§ Your task
Give the material once more, word for word, without any images.

§ Information given
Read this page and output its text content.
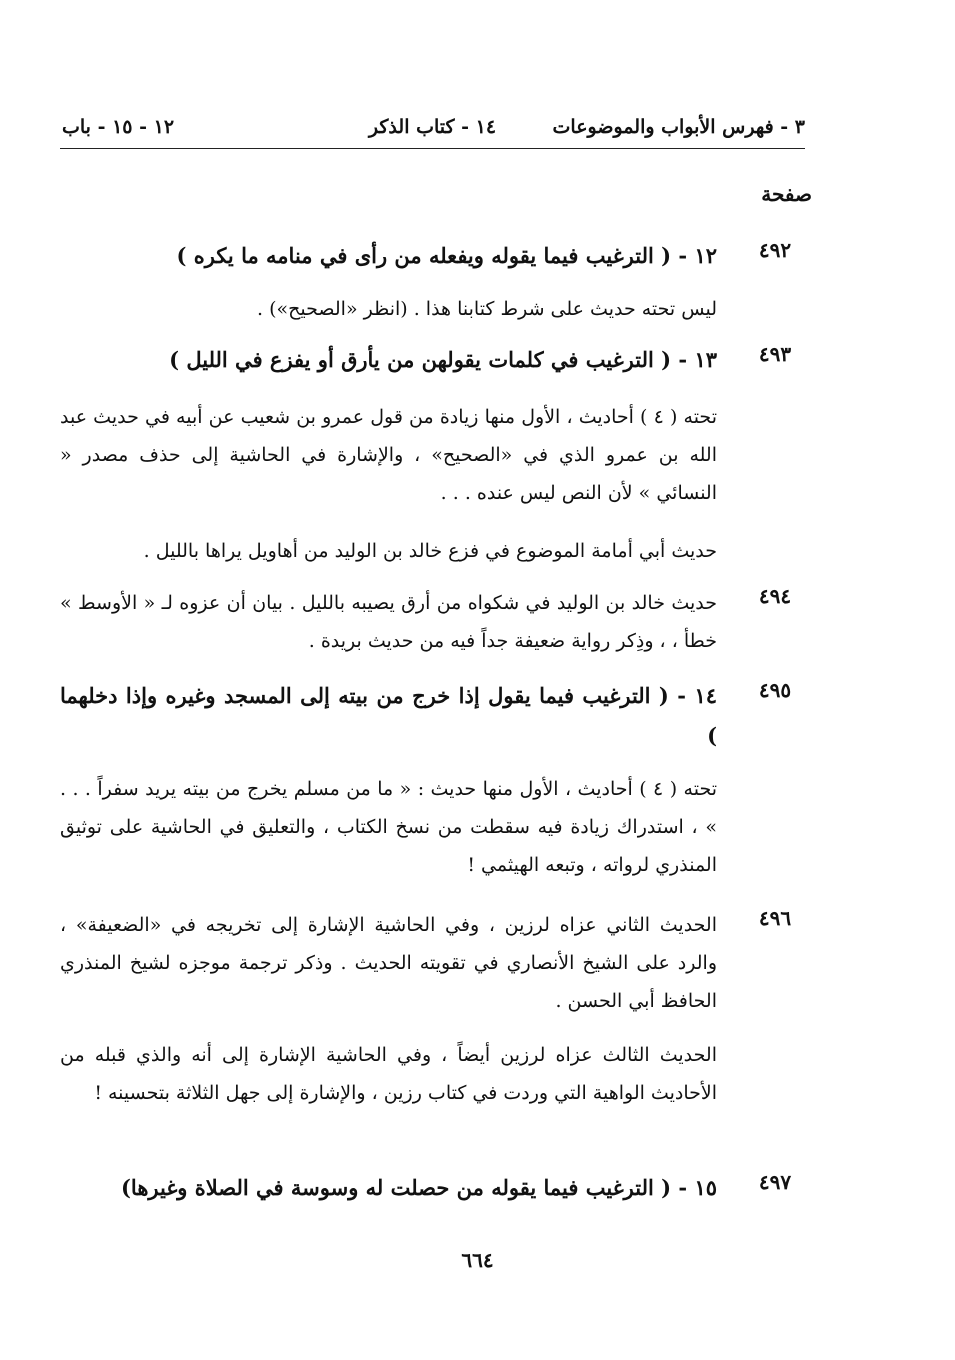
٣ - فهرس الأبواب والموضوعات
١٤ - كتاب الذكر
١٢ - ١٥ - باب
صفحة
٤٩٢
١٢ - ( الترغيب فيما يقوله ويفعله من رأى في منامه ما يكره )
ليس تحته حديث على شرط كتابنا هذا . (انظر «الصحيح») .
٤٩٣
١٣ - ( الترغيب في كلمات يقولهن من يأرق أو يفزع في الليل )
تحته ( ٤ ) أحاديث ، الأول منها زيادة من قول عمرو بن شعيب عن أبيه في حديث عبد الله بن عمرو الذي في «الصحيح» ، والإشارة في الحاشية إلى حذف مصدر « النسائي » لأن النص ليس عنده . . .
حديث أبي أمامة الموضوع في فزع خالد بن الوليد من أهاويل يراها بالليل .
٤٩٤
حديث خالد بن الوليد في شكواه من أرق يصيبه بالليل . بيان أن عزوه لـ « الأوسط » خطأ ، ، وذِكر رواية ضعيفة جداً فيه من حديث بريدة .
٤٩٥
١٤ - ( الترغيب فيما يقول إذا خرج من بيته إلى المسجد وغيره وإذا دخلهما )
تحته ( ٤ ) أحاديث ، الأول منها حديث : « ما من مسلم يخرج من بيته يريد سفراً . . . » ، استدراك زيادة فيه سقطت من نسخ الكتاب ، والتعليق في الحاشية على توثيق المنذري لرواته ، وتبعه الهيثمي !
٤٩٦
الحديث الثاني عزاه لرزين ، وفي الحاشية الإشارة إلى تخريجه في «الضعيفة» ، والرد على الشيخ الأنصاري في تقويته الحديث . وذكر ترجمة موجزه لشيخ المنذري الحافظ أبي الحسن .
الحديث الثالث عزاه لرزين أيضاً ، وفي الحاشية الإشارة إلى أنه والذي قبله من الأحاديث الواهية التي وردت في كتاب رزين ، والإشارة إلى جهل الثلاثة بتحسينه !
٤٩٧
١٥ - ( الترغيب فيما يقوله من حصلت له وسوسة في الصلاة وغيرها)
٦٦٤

§ The result
Read this page and output its text content.
٣ - فهرس الأبواب والموضوعات
١٤ - كتاب الذكر
١٢ - ١٥ - باب
صفحة
٤٩٢
١٢ - ( الترغيب فيما يقوله ويفعله من رأى في منامه ما يكره )
ليس تحته حديث على شرط كتابنا هذا . (انظر «الصحيح») .
٤٩٣
١٣ - ( الترغيب في كلمات يقولهن من يأرق أو يفزع في الليل )
تحته ( ٤ ) أحاديث ، الأول منها زيادة من قول عمرو بن شعيب عن أبيه في حديث عبد الله بن عمرو الذي في «الصحيح» ، والإشارة في الحاشية إلى حذف مصدر « النسائي » لأن النص ليس عنده . . .
حديث أبي أمامة الموضوع في فزع خالد بن الوليد من أهاويل يراها بالليل .
٤٩٤
حديث خالد بن الوليد في شكواه من أرق يصيبه بالليل . بيان أن عزوه لـ « الأوسط » خطأ ، ، وذِكر رواية ضعيفة جداً فيه من حديث بريدة .
٤٩٥
١٤ - ( الترغيب فيما يقول إذا خرج من بيته إلى المسجد وغيره وإذا دخلهما )
تحته ( ٤ ) أحاديث ، الأول منها حديث : « ما من مسلم يخرج من بيته يريد سفراً . . . » ، استدراك زيادة فيه سقطت من نسخ الكتاب ، والتعليق في الحاشية على توثيق المنذري لرواته ، وتبعه الهيثمي !
٤٩٦
الحديث الثاني عزاه لرزين ، وفي الحاشية الإشارة إلى تخريجه في «الضعيفة» ، والرد على الشيخ الأنصاري في تقويته الحديث . وذكر ترجمة موجزه لشيخ المنذري الحافظ أبي الحسن .
الحديث الثالث عزاه لرزين أيضاً ، وفي الحاشية الإشارة إلى أنه والذي قبله من الأحاديث الواهية التي وردت في كتاب رزين ، والإشارة إلى جهل الثلاثة بتحسينه !
٤٩٧
١٥ - ( الترغيب فيما يقوله من حصلت له وسوسة في الصلاة وغيرها)
٦٦٤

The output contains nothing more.